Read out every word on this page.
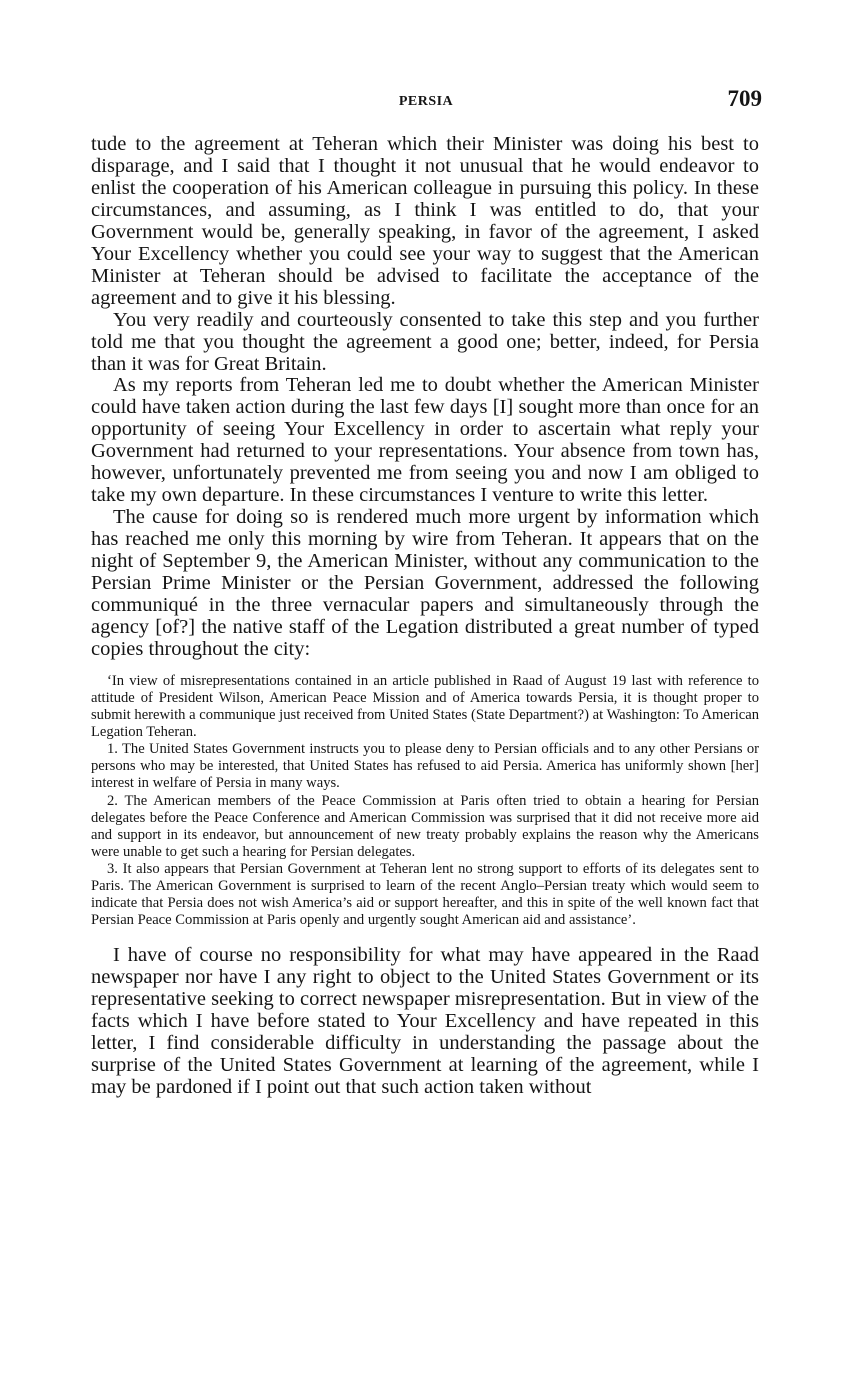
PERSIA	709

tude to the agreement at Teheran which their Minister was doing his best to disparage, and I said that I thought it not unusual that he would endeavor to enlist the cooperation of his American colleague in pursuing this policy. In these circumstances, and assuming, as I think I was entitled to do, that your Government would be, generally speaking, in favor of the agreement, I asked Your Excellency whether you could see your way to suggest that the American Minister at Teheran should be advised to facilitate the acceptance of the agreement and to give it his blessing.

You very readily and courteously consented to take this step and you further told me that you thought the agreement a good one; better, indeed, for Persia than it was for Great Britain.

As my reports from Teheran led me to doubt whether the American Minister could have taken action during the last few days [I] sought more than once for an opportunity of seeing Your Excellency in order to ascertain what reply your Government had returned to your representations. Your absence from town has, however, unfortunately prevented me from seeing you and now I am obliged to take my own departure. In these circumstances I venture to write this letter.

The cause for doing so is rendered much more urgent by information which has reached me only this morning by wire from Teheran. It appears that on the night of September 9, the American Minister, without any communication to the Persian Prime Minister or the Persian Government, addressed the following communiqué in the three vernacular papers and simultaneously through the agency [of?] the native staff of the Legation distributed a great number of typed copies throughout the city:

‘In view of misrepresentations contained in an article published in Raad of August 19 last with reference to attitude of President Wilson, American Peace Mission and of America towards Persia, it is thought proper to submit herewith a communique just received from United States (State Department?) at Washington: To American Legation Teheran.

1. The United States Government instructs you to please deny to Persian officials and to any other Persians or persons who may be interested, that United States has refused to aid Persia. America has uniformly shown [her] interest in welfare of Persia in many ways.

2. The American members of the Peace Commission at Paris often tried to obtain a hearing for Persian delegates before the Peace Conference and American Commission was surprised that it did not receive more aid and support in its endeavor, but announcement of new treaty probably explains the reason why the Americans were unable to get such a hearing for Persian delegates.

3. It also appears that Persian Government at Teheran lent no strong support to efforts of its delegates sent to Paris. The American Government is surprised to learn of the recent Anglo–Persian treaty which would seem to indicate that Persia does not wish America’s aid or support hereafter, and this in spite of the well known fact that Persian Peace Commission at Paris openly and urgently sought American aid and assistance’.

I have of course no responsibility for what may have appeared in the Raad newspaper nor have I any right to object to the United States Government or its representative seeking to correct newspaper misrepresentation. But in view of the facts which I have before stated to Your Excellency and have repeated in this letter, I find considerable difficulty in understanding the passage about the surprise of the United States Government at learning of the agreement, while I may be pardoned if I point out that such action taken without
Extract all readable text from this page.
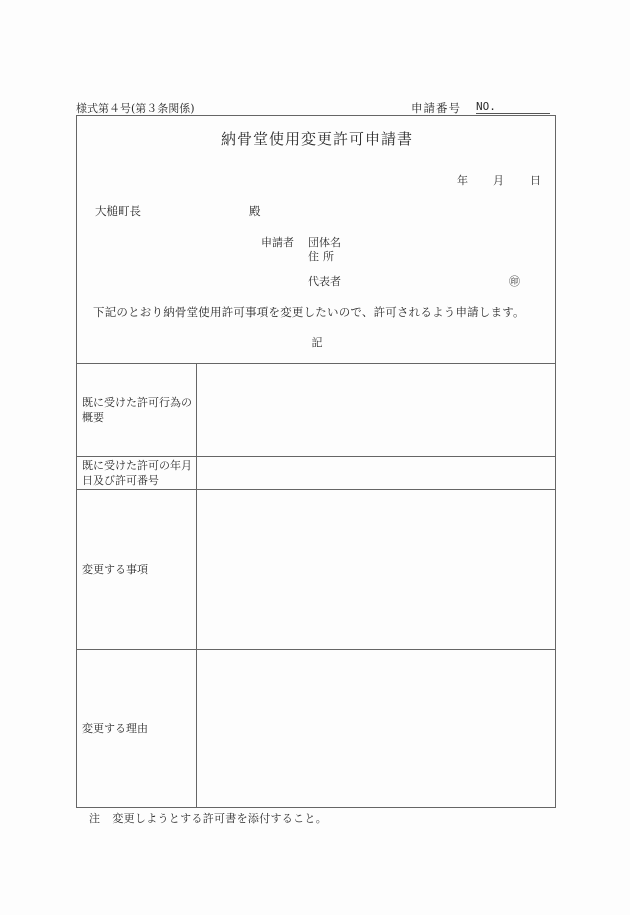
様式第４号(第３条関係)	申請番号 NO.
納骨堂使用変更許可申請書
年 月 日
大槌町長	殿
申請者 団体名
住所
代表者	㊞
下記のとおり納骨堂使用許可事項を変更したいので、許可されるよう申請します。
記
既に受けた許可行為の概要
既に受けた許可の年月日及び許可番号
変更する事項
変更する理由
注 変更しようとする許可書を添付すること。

(SET TASK)
Copy out each line in the preceding records that contains "page".

(RESPONSE BELOW)
Read out every word on this page.
Extract all readable text from this page.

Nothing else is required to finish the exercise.